=== Document ===
Violence against poor journalists, often those with cameras, continued during the interim period. A young Haitian photojournalist, Jean Ristil, who had photographed MINUSTAH (United Nations Stabilisation Mission in Haiti) and Haitian police violence in Cite Soleil, said that in November 2005 he was arrested for the second time. He was interrogated, tortured and had much of his equipment destroyed by police. On April 7, 2005, journalist Robenson Laraque died from injuries suffered while observing a clash between UN troops and members of the disbanded Haitian military in the city of Petit-Goave. Later that year unknown assailants murdered another Haitian journalist, Jacques Roche. His killing was exploited by the interim government to justify the vilification and imprisonment of a prominent liberation theologian and critic.

=== Extracted information ===
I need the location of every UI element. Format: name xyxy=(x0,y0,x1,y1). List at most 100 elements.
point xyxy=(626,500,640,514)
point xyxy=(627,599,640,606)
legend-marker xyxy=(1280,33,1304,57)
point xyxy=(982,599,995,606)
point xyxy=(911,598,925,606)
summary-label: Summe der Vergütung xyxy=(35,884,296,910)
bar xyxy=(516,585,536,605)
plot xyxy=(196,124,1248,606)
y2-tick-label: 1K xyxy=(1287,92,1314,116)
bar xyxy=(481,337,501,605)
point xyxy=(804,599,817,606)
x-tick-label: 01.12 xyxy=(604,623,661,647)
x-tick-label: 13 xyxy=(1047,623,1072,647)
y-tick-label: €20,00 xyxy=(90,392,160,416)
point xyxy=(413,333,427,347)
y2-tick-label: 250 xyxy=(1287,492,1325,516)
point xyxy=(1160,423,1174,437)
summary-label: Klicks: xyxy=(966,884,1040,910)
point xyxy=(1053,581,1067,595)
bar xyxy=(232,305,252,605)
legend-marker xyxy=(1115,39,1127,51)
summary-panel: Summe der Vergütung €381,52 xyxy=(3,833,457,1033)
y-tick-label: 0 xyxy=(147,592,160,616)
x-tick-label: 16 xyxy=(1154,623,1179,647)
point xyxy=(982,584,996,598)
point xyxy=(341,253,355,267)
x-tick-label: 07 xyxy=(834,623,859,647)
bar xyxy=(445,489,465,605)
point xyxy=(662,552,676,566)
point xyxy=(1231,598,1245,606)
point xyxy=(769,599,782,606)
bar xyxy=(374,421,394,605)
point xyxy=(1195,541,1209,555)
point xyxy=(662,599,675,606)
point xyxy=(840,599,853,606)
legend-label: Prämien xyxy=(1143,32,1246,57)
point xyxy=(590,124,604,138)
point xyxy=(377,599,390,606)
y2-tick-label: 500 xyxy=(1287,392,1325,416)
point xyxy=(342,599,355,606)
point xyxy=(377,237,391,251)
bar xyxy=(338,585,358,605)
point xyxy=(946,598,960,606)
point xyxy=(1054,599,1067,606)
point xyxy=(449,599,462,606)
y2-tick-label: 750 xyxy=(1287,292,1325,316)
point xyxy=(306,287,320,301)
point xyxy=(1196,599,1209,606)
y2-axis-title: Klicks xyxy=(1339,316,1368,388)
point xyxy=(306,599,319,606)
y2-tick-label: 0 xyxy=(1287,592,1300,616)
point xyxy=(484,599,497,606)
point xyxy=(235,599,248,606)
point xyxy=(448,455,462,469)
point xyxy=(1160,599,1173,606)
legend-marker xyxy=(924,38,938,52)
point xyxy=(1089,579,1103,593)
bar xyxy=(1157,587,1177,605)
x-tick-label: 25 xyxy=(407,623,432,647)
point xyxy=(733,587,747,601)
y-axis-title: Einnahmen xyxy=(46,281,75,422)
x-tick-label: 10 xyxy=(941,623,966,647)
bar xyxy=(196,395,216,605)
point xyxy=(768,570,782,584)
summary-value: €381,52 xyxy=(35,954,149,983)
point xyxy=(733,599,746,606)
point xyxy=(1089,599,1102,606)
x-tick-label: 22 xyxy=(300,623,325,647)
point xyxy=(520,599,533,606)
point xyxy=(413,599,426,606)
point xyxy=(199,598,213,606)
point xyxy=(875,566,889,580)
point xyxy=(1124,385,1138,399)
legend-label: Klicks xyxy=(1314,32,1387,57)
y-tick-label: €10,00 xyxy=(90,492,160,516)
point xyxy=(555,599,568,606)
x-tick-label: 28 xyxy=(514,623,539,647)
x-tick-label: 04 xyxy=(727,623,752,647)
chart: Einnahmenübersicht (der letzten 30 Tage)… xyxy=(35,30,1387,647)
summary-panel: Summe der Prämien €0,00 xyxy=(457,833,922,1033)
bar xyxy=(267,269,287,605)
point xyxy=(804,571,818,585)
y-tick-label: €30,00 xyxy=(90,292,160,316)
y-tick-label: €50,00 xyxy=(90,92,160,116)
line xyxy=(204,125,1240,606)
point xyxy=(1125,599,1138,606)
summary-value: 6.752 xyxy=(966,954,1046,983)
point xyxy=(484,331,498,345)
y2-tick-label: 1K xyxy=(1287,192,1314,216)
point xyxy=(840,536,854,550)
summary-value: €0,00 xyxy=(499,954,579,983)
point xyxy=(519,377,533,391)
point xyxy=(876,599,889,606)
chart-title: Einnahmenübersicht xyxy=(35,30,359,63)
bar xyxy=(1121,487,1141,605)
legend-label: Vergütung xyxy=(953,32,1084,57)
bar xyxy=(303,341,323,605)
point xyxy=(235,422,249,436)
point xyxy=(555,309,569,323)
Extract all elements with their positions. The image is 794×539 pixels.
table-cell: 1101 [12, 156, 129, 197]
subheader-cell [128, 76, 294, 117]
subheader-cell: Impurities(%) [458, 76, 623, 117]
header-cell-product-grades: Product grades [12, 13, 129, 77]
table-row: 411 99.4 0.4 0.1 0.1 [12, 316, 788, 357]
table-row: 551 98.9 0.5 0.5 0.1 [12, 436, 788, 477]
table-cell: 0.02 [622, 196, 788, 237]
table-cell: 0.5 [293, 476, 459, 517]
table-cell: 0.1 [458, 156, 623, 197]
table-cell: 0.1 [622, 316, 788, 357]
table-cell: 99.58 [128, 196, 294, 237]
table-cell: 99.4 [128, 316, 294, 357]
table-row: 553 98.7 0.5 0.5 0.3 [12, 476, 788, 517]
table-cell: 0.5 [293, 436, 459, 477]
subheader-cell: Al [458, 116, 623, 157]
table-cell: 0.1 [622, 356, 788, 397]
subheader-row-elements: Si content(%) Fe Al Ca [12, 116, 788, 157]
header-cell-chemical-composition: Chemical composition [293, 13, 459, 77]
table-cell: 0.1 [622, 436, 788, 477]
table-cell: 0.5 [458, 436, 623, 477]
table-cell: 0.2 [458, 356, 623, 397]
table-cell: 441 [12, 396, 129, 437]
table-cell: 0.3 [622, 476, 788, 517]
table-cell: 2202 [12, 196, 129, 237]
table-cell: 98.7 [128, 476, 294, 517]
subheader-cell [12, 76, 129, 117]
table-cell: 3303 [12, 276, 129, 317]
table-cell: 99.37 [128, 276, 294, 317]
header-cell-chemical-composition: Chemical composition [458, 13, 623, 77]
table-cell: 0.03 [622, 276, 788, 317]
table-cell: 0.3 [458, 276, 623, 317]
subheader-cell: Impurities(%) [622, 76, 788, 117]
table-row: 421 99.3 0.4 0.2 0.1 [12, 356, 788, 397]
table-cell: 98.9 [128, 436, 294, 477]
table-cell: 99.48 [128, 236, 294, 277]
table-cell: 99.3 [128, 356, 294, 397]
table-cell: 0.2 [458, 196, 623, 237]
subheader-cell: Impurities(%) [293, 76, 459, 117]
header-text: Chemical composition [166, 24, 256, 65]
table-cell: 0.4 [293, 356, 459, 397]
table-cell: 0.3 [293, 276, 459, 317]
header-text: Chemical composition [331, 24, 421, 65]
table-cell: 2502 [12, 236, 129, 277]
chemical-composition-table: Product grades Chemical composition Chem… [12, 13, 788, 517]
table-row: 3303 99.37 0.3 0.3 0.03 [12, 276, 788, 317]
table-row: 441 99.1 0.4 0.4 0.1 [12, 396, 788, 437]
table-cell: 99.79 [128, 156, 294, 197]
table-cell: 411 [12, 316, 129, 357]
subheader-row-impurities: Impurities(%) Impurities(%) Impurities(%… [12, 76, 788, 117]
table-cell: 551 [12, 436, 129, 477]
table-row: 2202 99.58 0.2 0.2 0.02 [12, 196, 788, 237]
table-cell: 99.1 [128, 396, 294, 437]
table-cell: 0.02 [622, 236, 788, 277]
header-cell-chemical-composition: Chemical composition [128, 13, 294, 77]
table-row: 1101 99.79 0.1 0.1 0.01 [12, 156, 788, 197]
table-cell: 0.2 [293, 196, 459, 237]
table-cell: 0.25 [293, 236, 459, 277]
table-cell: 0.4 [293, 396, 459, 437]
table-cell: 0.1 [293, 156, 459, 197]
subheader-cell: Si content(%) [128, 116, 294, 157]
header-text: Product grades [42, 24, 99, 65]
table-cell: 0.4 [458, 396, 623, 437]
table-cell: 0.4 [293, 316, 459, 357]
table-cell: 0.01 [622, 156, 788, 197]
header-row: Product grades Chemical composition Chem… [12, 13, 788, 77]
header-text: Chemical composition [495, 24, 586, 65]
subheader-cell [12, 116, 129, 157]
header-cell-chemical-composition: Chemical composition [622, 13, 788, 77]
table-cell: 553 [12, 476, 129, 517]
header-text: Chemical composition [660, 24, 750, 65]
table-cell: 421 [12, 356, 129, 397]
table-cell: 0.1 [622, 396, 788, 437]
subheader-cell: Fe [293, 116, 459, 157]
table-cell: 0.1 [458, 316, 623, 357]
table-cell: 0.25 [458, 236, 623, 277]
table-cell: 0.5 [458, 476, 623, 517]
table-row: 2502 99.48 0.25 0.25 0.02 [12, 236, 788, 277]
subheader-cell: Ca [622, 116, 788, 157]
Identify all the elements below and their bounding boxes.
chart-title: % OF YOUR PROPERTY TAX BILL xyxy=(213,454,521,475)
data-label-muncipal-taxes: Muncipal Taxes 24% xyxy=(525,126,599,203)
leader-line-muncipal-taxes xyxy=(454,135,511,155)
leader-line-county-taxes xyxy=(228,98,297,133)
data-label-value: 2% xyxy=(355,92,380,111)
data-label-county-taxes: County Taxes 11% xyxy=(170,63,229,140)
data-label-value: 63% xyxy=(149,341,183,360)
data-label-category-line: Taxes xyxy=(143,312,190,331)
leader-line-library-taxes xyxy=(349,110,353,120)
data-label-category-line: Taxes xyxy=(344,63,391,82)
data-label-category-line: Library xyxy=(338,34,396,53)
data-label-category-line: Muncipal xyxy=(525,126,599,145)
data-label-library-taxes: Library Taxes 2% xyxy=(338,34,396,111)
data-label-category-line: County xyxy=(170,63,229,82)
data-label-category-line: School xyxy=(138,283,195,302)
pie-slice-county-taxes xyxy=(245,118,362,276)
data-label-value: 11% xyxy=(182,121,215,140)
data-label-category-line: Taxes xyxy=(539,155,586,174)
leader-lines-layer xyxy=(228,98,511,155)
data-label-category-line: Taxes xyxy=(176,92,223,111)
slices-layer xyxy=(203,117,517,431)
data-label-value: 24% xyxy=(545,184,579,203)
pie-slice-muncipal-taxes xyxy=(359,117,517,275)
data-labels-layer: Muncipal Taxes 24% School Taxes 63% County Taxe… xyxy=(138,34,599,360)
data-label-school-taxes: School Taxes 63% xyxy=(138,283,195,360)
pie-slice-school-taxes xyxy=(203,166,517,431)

=== Tasks and exercises ===
a) In the passage on violence against Haitian journalists, reproduce word for word the part from "Violence against poor" to "theologian and critic.".
b) Pick up the passage on violence against Haitian journalists right after its final sentence and keep writing.

=== The answers ===
a)
Violence against poor journalists, often those with cameras, continued during the interim period. A young Haitian photojournalist, Jean Ristil, who had photographed MINUSTAH (United Nations Stabilisation Mission in Haiti) and Haitian police violence in Cite Soleil, said that in November 2005 he was arrested for the second time. He was interrogated, tortured and had much of his equipment destroyed by police. On April 7, 2005, journalist Robenson Laraque died from injuries suffered while observing a clash between UN troops and members of the disbanded Haitian military in the city of Petit-Goave. Later that year unknown assailants murdered another Haitian journalist, Jacques Roche. His killing was exploited by the interim government to justify the vilification and imprisonment of a prominent liberation theologian and critic.

b)
The failure to achieve justice for the victims of violence by the interim government's forces and their armed supporters has been widely ignored by the corporate press, many academics and some "press freedom" groups like RSF that claim impartiality. The killers of Abdias Jean, much like the killers of thousands of Haitians after the coup of February 2004, remain at large. Concannon, a lead lawyer on the historic trial over the 1994 Raboteau massacre, observed, "Abdias Jean's killing is yet one more example of the double standard, where the lives of poor black men in Haiti matter least. Had he been a journalist with a prominent Haitian or foreign outlet visiting Cite de Dieu, he would have been eulogized for his courage in going into that neighborhood. But he was a poor journalist covering his neighbors, so he has been forgotten."
Mario Andersol, chief of the Haitian national police, was unavailable for comment.